## [Given instruction]
Find the number of lines containing the string "screenshot" in the data. Answer with the number by itself.

## [Given information]
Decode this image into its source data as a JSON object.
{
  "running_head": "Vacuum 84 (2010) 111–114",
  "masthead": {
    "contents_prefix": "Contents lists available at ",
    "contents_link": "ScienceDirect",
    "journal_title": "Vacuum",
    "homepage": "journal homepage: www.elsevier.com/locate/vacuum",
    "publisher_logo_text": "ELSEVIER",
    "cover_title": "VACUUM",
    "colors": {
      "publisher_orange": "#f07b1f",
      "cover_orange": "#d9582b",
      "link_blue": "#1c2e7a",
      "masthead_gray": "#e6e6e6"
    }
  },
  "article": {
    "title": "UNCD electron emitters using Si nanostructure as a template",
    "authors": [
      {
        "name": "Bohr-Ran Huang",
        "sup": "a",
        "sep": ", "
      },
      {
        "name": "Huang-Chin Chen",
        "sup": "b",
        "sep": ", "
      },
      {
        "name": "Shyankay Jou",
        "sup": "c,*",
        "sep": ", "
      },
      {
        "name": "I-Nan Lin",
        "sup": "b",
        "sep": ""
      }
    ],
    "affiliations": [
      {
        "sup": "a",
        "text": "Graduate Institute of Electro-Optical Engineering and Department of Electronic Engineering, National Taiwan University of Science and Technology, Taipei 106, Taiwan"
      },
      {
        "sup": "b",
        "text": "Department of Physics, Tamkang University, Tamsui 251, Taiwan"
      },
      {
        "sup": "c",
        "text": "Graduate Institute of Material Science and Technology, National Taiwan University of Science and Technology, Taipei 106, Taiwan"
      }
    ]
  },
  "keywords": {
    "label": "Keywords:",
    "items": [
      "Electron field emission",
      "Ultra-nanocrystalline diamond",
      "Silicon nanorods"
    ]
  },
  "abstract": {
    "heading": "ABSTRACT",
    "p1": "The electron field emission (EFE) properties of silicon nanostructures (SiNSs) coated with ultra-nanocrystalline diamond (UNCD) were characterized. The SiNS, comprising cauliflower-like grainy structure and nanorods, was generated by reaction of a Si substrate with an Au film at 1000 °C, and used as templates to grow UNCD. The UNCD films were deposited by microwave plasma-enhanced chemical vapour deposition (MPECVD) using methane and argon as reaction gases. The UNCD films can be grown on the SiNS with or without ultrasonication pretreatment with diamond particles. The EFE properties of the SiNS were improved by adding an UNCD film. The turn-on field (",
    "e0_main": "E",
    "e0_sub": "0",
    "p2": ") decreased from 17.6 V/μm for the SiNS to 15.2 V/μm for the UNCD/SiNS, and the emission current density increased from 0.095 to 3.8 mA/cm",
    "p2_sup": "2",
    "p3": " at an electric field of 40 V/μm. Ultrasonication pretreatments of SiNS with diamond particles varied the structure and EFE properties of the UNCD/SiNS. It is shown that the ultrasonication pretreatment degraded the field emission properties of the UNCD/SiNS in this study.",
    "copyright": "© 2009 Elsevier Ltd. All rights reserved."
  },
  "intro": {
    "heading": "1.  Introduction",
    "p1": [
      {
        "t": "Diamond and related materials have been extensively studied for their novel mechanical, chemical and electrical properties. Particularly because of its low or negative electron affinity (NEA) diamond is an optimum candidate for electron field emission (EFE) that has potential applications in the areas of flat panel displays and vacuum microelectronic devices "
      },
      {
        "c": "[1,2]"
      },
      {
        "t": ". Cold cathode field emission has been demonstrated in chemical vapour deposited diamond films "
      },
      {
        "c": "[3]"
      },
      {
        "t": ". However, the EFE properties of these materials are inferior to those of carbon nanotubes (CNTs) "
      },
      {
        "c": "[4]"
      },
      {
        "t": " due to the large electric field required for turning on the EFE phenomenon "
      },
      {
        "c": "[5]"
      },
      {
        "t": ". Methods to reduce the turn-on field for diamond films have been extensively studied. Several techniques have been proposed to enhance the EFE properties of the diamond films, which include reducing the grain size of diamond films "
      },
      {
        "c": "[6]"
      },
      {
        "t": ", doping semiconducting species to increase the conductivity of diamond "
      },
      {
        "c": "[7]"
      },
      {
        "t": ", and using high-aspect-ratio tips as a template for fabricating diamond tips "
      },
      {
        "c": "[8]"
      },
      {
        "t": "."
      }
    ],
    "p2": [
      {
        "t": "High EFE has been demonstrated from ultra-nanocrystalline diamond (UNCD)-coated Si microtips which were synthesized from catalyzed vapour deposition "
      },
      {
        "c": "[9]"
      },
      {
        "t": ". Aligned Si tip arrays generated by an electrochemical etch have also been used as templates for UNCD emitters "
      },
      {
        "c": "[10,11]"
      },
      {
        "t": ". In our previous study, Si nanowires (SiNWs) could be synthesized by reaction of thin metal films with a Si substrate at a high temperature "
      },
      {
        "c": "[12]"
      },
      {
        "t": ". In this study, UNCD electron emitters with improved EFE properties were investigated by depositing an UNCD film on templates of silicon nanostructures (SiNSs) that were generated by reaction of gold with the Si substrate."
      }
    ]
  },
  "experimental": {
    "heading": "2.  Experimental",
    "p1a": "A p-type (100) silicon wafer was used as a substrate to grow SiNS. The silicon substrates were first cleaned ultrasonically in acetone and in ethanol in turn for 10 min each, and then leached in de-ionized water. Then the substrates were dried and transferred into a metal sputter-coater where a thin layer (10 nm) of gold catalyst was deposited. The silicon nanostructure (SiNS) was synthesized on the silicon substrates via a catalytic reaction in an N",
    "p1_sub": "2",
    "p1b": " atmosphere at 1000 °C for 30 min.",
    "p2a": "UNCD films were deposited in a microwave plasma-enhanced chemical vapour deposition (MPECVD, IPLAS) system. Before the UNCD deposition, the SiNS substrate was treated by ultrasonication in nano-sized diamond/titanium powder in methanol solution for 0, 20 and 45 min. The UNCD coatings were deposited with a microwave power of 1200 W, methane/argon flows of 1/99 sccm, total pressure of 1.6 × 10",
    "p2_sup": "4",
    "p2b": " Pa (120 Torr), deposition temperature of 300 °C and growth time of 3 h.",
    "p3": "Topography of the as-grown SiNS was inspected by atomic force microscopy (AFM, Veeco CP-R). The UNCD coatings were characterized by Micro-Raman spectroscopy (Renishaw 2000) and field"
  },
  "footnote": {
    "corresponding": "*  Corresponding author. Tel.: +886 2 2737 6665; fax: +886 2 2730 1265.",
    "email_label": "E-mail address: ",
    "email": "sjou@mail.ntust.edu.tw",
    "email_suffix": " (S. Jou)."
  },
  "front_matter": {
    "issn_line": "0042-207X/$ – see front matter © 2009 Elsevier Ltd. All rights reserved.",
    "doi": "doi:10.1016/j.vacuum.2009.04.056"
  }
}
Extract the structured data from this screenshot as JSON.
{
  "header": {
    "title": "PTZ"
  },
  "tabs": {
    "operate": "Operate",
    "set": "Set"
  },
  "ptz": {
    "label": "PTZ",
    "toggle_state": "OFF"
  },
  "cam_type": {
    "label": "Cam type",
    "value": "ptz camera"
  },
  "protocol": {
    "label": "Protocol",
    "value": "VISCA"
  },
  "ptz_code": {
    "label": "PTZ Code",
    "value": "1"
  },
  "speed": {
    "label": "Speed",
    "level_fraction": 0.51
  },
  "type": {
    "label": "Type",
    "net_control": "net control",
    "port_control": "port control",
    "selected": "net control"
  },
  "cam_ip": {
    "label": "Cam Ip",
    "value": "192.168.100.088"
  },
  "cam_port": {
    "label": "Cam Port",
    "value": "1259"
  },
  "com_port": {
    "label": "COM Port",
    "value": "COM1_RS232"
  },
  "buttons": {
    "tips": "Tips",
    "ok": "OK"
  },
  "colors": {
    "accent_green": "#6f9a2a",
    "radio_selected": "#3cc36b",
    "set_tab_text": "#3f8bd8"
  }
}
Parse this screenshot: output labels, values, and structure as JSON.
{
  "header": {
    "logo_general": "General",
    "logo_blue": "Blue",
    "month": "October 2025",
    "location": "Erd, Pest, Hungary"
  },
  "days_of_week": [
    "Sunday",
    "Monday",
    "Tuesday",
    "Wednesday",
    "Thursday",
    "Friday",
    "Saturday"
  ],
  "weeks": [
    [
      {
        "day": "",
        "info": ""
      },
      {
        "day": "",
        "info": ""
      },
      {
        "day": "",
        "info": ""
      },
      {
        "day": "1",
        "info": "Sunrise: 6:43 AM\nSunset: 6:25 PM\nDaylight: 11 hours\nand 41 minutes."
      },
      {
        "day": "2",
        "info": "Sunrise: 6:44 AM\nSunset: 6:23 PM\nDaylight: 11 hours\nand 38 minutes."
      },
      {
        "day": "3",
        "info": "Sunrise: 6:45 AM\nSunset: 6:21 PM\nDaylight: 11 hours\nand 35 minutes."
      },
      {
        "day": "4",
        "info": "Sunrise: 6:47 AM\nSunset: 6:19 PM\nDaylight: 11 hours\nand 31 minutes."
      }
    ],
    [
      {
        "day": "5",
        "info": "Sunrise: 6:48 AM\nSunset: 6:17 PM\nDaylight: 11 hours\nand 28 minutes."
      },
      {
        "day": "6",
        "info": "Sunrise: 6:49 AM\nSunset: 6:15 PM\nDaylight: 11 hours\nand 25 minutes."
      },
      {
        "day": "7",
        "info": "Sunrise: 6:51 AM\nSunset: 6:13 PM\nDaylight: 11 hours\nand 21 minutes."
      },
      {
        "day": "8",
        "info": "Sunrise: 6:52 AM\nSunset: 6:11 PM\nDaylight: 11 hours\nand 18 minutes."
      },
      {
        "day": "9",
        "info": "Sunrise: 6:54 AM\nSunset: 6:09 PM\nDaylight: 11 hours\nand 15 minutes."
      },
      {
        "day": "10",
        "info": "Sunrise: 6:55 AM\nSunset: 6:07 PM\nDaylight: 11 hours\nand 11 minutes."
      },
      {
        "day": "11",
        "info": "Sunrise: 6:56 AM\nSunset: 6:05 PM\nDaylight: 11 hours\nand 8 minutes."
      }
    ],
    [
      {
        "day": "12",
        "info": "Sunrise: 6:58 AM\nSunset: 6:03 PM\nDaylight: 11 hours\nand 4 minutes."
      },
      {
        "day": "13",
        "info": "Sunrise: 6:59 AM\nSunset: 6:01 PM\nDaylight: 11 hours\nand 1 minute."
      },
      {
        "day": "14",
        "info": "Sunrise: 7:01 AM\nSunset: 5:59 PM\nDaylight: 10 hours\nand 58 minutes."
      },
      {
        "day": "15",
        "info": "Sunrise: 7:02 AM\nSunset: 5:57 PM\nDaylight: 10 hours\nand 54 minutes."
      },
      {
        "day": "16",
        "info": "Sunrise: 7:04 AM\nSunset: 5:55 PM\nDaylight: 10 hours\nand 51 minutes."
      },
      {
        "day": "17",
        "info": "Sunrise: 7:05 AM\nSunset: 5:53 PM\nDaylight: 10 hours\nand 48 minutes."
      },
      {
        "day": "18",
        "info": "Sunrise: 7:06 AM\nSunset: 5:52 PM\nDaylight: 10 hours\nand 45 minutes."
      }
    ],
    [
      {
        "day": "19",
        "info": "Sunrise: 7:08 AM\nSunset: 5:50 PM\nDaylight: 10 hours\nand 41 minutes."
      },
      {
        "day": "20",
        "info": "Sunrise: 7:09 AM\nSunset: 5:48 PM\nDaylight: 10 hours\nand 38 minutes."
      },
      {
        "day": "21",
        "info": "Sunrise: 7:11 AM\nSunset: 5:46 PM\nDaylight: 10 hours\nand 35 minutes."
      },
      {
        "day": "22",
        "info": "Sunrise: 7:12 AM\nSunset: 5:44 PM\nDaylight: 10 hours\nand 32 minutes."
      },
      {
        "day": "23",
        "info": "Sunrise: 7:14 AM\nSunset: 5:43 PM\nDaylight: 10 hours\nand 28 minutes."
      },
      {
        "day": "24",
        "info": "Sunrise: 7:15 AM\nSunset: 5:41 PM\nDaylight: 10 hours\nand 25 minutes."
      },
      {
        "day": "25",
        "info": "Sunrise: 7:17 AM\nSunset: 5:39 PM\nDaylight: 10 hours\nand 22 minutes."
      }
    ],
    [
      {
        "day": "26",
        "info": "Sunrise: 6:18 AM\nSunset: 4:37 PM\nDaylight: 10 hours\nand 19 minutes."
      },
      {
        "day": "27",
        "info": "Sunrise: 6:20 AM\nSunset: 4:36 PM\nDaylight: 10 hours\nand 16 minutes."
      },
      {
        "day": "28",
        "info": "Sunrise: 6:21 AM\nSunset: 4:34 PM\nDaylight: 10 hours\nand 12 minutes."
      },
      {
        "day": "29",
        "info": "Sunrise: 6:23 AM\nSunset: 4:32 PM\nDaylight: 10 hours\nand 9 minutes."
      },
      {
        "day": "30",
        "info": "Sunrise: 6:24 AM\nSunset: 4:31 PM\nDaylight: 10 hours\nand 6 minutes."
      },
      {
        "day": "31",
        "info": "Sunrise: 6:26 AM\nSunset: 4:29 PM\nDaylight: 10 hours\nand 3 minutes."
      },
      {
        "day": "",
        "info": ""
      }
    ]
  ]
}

## [Exercise answer]
2